Stored records

## Start

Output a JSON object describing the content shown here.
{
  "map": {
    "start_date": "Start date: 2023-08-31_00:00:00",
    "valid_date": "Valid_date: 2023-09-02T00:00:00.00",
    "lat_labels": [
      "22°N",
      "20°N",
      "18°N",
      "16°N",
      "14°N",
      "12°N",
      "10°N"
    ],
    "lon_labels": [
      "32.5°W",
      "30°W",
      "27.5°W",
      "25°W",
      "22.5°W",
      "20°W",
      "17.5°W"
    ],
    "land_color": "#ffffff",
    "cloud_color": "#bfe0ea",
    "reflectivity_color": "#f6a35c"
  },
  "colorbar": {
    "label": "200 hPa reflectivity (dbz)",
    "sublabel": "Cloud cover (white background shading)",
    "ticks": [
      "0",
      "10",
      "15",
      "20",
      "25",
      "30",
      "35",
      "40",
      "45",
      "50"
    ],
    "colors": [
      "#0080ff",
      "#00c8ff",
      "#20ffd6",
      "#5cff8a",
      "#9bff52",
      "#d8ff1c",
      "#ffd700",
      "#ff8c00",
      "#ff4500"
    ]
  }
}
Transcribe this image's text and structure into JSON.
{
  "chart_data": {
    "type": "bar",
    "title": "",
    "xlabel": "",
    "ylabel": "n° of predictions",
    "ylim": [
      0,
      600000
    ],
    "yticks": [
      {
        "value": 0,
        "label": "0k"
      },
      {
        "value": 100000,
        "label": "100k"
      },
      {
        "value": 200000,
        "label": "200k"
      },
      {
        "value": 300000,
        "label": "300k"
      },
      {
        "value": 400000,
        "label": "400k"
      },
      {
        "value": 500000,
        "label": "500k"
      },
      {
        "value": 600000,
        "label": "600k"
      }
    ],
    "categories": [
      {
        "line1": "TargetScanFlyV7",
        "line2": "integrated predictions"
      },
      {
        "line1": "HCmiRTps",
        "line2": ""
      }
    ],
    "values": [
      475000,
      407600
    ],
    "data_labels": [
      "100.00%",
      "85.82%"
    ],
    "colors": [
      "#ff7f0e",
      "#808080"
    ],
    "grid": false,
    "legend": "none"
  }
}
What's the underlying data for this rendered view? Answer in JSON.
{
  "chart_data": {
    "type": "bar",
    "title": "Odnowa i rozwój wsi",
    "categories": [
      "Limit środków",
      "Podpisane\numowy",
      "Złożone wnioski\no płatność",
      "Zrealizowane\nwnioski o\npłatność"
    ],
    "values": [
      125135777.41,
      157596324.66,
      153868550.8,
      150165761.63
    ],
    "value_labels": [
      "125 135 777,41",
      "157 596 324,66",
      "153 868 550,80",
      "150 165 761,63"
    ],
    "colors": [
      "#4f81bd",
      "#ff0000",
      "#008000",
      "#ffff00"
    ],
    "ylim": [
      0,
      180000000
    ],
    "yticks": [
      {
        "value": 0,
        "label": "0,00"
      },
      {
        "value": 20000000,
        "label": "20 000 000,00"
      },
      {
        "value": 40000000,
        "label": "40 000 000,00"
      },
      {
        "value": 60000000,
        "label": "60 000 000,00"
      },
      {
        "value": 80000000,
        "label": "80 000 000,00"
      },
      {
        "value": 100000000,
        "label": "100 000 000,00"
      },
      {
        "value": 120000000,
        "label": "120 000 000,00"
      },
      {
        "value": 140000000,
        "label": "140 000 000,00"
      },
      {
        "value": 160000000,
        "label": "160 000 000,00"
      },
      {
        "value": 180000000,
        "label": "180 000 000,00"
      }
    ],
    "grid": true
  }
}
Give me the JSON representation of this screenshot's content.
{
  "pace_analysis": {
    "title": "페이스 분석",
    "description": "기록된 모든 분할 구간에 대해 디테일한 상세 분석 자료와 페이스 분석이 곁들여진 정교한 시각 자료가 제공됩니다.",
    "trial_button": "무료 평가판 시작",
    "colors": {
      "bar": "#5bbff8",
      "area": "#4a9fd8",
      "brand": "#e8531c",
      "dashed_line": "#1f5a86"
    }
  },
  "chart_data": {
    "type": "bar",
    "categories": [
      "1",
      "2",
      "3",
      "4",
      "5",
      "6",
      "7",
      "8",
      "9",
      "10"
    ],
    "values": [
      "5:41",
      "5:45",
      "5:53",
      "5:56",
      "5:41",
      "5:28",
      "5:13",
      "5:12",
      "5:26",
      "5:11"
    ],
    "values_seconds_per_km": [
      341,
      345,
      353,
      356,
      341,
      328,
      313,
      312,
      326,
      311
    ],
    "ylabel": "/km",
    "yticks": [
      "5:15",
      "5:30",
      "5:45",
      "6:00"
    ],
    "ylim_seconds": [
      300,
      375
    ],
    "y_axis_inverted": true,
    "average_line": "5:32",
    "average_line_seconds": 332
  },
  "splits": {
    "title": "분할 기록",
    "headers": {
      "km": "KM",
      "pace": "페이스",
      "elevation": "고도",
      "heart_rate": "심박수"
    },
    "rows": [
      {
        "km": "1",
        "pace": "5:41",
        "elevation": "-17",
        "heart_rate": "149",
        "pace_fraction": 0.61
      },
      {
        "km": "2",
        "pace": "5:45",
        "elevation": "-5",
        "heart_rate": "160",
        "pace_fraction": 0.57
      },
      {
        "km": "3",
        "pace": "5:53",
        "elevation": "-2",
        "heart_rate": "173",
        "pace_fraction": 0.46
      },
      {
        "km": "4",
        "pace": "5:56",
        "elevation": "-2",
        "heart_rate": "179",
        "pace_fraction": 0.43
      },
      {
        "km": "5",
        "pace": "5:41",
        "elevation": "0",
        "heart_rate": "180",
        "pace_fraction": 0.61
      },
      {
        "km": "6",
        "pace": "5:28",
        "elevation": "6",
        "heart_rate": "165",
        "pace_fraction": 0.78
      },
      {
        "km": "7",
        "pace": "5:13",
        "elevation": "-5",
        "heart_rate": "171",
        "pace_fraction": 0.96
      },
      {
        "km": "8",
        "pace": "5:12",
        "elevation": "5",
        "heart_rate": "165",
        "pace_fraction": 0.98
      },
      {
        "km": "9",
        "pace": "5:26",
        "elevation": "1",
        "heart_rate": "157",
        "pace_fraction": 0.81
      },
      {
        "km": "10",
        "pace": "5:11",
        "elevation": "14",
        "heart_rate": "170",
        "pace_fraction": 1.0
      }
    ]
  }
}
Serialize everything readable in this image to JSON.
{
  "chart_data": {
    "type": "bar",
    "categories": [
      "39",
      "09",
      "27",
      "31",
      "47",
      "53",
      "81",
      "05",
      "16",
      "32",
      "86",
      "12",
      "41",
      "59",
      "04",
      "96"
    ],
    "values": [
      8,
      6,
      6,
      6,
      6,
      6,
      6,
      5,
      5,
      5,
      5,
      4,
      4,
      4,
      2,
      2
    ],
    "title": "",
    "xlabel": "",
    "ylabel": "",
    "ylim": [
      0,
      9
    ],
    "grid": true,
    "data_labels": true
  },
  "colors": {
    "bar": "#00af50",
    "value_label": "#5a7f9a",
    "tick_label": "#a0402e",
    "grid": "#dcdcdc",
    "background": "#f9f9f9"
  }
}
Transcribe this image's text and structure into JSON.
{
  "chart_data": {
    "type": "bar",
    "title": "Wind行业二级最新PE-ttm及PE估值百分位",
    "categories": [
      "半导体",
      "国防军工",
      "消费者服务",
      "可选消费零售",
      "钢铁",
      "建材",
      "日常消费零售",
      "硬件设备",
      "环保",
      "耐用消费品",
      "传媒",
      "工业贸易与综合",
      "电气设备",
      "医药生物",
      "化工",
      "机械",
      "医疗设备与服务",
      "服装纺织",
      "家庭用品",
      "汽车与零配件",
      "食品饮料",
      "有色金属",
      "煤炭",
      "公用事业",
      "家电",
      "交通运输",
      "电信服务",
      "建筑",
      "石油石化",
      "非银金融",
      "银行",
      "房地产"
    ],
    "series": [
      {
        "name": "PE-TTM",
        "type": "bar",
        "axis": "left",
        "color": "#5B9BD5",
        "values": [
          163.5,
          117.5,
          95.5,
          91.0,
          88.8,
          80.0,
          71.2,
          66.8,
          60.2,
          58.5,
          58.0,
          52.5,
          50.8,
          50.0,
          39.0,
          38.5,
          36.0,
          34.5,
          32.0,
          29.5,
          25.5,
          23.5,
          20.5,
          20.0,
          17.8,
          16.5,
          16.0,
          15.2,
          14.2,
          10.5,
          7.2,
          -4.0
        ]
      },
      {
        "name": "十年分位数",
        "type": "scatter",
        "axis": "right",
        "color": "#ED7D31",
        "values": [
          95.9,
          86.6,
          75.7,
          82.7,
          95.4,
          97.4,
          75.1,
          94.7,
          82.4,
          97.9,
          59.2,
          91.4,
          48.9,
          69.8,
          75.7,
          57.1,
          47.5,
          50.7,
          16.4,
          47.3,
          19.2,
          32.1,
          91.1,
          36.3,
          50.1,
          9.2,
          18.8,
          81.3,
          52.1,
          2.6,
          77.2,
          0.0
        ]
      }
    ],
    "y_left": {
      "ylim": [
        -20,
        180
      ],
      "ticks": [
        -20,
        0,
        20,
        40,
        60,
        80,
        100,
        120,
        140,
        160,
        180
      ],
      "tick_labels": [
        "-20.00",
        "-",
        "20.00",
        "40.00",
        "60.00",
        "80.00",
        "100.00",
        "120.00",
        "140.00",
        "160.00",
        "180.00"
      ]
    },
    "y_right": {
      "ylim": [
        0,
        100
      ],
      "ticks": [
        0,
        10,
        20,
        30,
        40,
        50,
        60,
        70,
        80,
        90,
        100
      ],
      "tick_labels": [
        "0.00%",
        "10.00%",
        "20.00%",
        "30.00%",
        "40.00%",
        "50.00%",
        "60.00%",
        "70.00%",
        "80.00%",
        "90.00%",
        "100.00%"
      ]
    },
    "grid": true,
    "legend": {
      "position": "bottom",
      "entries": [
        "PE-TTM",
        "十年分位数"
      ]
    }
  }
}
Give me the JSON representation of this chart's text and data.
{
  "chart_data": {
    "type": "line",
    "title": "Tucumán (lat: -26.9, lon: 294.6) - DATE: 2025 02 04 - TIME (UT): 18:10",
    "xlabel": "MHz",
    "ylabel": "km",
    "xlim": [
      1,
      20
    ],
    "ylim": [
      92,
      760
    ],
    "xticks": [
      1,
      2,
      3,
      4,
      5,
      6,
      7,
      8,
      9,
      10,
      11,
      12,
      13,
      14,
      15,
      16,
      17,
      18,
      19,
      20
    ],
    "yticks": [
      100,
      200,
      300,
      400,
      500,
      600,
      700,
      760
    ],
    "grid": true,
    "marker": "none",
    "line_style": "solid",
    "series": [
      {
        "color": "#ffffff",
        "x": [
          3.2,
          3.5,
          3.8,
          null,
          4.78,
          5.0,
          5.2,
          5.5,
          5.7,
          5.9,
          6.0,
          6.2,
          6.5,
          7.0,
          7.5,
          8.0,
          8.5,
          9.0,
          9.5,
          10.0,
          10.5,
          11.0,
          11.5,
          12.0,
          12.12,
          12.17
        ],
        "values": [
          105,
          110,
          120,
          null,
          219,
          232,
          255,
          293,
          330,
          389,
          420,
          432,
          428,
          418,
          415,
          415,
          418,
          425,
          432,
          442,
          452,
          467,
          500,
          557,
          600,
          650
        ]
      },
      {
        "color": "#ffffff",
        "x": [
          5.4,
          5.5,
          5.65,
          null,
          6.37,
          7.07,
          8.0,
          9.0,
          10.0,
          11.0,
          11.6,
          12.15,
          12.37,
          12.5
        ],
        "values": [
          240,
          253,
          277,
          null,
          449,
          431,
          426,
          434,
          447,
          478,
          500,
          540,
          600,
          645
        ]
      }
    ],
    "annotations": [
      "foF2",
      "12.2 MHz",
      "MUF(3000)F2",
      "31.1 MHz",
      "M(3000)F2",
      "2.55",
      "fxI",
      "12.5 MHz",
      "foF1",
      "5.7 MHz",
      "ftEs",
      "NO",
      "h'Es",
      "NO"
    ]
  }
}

## End

*WHAT TO WORK ON*. Wherever "background" shows up in a line, copy that line.

*REPLY*.
    "sublabel": "Cloud cover (white background shading)",
    "background": "#f9f9f9"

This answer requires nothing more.